→ CONSIGNE:
Écrivez la suite du passage sur la bande dessinée Scars, en reprenant juste après sa dernière phrase.

Scars
6.6
Scars

Comics de Warren Ellis et Jacen Burrows (2020)

Faut-il rétablir la peine de mort ou se faire justice soi-même ?

Ce tome regroupe les 6 épisodes de la minisérie initialement parue en 2002/2003 ; il s'agit d'une histoire complète. Cette édition est en noir & blanc avec des tons gris.


Dans la première page, une jeune fille jour sur une balançoire, puis à cache-cache avec son père que l'on ne voit pas. Elle semble avoir une dizaine d'années et la scène se passe dans un grand jardin public. Dans la scène suivante, Pat Amersham et John Cain arrivent sur la scène d'un crime. Il s'agit d'une livraison de drogues qui a dégénéré en exécution sommaire des responsables du laboratoire clandestin. John Cain découvre que les trafiquants se servaient de nourrissons pour faire transiter la drogue aux frontières. De retour au commissariat, leur supérieur leur confie une nouvelle enquête : le corps d'une jeune fille d'une dizaine d'années a été découvert découpé et empaqueté dans 3 cartons abandonnés devant un magasin d'articles d'occasion pour enfants. Après examen, Wendy Niles, le médecin légiste, leur indique que la jeune fille a été charcutée alors qu'elle était encore vivante. Elle a été torturée pendant 3 semaines.


Warren Ellis explique dans les textes qui complémentent le récit que ce dernier lui a été inspiré par l'angoisse qu'il éprouve à l'idée que sa fille puisse être victime d'un détraqué. Il raconte également qu'il a eu l'occasion à plusieurs reprises de discuter avec des policiers de la brigade criminelle et qu'il en est ressorti que les comptes-rendus criminels que l'on peut lire dans les journaux sont édulcorés par rapport à l'horreur réelle des faits. Il indique enfin qu'il souhaitait examiner quelle stratégie psychique un individu normal (John Cain) doit mettre en place pour accepter l'existence d'actes aussi monstrueux perpétrés par un autre être humain.

→ DONNÉES EXTRAITES:
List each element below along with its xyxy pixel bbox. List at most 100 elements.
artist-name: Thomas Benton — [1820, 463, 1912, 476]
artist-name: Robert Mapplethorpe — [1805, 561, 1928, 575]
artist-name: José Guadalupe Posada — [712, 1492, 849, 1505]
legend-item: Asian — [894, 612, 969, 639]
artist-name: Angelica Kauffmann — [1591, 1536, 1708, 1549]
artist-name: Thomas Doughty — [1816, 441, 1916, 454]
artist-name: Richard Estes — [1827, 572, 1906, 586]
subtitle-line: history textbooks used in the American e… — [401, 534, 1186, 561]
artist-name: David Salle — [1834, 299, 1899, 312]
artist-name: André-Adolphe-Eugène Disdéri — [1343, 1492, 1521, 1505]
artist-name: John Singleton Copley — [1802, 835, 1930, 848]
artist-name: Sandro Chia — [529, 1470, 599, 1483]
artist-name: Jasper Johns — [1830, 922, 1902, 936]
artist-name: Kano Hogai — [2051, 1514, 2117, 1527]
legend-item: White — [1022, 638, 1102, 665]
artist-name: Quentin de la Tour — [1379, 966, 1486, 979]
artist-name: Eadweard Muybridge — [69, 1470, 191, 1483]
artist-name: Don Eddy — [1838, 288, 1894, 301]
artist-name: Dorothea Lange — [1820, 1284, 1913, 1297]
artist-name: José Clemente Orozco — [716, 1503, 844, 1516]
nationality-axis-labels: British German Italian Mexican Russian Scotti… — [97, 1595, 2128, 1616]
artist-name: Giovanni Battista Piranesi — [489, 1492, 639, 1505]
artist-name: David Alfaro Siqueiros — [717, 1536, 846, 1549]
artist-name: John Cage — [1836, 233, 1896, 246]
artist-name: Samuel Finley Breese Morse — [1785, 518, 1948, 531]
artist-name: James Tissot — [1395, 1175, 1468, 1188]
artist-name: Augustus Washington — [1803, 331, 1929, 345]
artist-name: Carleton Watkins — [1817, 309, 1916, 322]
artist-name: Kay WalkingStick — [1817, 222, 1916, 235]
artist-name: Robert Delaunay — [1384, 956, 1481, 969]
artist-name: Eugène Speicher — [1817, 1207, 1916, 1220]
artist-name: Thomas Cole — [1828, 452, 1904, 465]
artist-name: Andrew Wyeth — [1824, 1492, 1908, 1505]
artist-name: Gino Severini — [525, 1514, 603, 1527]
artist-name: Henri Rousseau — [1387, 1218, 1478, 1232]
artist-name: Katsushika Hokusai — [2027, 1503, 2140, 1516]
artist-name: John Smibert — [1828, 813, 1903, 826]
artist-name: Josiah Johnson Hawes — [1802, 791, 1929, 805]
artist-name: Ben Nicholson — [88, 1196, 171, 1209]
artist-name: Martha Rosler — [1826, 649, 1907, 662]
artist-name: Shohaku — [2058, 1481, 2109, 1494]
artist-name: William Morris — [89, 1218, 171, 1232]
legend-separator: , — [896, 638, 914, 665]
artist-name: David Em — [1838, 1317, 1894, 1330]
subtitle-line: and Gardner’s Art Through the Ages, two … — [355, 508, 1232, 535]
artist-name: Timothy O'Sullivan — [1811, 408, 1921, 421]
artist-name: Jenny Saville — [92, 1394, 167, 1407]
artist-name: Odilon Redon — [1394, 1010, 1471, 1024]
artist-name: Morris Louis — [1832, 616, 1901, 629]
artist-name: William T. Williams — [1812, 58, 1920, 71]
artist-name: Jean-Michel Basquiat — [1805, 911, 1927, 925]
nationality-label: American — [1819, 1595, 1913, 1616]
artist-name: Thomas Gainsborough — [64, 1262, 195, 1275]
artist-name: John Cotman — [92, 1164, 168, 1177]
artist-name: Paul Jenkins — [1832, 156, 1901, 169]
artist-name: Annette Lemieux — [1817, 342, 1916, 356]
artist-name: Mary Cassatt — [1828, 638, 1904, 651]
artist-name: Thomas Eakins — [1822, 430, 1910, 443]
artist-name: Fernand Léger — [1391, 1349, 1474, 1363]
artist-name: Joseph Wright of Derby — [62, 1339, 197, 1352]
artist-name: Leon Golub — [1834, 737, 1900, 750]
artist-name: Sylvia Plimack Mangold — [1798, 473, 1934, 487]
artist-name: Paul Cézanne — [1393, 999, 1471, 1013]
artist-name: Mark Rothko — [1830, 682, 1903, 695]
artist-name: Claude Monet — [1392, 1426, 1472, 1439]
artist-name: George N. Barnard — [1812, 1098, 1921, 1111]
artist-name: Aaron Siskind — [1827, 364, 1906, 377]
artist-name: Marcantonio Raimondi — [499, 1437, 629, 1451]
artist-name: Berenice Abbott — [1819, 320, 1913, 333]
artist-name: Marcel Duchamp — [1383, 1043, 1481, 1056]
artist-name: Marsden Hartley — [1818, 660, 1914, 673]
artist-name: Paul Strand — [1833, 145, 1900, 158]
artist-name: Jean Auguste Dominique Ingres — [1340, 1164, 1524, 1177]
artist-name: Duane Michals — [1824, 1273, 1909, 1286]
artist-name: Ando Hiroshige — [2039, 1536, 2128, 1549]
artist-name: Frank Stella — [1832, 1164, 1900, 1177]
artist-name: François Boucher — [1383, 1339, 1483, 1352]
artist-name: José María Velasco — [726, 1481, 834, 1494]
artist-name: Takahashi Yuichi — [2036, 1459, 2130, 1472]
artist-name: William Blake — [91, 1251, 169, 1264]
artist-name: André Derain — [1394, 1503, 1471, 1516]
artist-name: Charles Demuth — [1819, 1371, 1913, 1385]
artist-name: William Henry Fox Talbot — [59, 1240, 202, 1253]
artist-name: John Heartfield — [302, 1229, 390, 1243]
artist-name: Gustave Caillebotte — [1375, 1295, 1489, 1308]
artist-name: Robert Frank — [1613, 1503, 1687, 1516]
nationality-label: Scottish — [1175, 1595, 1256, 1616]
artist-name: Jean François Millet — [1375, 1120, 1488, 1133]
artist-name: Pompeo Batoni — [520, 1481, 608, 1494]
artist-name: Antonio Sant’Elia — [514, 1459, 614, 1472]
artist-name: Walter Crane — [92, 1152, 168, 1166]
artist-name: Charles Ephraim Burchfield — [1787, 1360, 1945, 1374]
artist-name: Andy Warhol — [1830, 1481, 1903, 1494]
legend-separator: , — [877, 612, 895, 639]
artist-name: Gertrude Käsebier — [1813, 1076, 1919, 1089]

→ RÉPONSE FINALE:
Autant le dire tout de suite, je ne suis pas convaincu du résultat. Pour commencer, Ellis a souhaité faire de son personnage principal (John Cain), une victime. Je ne vois pas ce que ça apporte à l'histoire. Au vu des nombreux crimes abjects sur lesquels il enquête, John Cain est déjà assez éprouvé comme ça par la noirceur des horreurs dont il est le témoin a posteriori. Ensuite, Ellis se focalise uniquement sur John Cain. Le lecteur ne développe aucune empathie pour les victimes qui restent juste au niveau des statistiques. Il n'assiste pas aux horreurs commises par le meurtrier (ce n'est pas plus mal), mais il n'a pas non plus accès à son psychisme. Le lecteur est donc invité à suivre un homme déjà accablé par son métier et son histoire personnelle et qui va souhaiter trouver comment mettre un terme aux atrocités commises par le meurtrier. Il s'agit d'un thème que Garth Ennis a développé à de nombreuses reprises et avec différentes approches dans la série du Punisher MAX. Par comparaison, l'approche d'Ennis semble superficielle, peu crédible et trop fermée.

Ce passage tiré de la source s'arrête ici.